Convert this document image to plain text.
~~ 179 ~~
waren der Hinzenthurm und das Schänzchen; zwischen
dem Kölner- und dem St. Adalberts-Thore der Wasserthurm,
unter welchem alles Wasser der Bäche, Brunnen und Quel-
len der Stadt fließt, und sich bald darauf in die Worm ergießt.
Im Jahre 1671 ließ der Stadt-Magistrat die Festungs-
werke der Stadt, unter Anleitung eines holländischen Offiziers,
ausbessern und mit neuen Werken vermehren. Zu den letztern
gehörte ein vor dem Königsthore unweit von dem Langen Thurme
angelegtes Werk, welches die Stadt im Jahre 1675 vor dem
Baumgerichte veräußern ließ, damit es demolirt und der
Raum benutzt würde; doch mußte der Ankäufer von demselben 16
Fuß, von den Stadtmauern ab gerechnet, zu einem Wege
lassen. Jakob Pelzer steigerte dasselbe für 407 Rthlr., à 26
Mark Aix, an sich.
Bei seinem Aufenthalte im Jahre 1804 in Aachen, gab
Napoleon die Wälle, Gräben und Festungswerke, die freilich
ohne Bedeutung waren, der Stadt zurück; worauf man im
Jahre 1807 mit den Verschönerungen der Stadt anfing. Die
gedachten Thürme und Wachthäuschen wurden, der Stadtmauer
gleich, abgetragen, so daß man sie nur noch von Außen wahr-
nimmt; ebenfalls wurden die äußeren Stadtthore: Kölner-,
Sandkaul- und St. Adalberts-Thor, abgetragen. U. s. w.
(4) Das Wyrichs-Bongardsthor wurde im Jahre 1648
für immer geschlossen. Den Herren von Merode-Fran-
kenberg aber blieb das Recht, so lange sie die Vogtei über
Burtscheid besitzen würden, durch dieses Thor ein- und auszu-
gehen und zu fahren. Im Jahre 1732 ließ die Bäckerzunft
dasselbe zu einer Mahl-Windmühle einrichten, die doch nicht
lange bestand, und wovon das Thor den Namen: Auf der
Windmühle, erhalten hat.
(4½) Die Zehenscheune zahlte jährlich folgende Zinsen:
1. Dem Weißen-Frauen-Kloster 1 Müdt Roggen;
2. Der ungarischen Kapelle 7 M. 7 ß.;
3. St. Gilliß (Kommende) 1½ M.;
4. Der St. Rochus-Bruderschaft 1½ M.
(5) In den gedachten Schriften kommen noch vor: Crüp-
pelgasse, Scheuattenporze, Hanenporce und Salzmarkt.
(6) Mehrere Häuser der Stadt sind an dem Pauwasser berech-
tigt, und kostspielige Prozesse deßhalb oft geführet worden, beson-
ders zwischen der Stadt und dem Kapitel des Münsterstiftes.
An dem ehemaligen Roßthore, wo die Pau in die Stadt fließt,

» **Your instructions**
Above are several records. Count the lines among them that contain "noch" and give only the total.

» **Response**
2